OBJECTIVE: State the number of lines in these records that include the word "Сестринский", and add nothing to it.

===

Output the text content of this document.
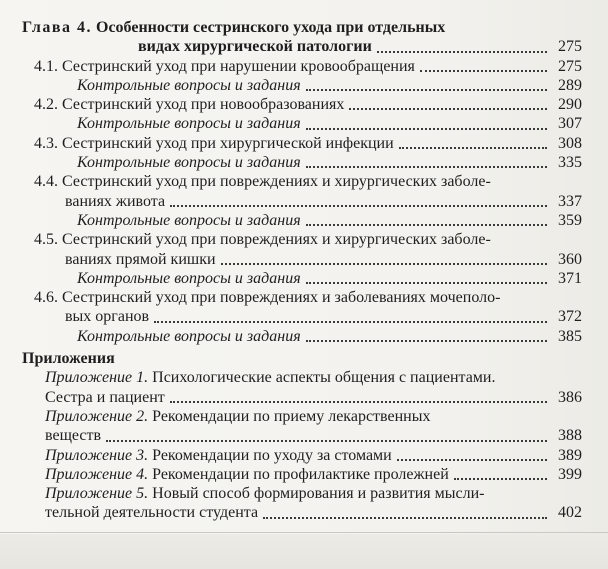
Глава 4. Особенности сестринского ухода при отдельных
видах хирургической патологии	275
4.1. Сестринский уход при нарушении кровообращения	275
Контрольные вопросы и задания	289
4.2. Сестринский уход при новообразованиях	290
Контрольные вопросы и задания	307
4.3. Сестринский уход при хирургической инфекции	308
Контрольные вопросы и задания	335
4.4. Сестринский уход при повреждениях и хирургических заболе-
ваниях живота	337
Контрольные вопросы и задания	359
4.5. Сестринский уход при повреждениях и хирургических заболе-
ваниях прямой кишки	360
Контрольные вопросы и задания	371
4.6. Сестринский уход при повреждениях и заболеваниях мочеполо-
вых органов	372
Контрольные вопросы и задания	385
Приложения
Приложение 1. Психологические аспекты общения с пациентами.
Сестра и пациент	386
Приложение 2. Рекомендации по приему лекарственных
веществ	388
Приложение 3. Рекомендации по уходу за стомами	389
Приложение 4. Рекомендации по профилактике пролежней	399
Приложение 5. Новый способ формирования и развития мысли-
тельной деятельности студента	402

===

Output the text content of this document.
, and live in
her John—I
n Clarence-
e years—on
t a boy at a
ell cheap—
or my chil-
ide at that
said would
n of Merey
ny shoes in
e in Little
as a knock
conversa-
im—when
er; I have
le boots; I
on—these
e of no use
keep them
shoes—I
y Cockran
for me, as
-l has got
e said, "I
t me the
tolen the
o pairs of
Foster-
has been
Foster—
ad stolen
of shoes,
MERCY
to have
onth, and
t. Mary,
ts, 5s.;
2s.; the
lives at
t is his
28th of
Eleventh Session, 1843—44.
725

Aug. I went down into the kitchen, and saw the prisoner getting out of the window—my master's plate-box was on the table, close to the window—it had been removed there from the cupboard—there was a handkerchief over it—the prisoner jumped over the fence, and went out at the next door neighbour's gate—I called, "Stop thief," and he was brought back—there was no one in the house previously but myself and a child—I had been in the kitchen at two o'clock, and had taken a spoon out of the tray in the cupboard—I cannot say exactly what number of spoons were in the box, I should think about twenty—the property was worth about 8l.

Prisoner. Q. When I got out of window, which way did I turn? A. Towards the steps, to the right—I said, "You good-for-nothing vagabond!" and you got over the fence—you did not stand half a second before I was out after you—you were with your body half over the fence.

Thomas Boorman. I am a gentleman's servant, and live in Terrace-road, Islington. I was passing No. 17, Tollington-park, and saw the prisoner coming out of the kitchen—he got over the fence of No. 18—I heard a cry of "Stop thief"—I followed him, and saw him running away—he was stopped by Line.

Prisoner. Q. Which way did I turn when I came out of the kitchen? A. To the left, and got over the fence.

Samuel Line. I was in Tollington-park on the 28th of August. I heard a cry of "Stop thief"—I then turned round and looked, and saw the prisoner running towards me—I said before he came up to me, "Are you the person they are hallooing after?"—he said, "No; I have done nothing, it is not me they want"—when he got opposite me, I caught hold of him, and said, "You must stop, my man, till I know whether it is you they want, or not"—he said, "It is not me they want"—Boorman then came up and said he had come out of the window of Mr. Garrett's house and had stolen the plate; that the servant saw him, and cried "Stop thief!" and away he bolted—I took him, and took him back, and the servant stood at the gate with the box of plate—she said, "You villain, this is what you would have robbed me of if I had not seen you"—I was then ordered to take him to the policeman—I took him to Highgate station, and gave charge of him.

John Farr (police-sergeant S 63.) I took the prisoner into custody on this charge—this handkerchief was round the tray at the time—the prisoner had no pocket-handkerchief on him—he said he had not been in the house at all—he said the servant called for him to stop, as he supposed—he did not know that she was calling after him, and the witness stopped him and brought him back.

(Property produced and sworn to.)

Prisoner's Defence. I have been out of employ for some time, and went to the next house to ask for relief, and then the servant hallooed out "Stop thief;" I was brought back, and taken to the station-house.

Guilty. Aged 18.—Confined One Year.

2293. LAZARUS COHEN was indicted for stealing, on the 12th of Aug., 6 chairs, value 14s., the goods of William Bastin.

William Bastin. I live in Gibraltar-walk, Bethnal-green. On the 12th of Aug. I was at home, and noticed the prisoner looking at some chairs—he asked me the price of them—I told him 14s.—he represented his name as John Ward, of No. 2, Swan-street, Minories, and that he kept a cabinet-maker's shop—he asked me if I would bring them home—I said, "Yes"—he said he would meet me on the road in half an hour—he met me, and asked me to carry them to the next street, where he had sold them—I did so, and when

===

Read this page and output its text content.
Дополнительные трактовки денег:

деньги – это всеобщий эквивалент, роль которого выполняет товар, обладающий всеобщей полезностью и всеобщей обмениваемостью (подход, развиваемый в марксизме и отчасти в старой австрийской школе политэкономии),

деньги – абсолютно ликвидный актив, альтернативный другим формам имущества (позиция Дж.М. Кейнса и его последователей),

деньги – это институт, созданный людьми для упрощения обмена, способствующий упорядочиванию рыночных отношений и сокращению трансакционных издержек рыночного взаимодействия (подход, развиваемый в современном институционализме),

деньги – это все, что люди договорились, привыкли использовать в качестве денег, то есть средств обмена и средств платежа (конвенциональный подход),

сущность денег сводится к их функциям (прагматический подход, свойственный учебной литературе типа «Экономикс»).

===

TASK RESPONSE: 6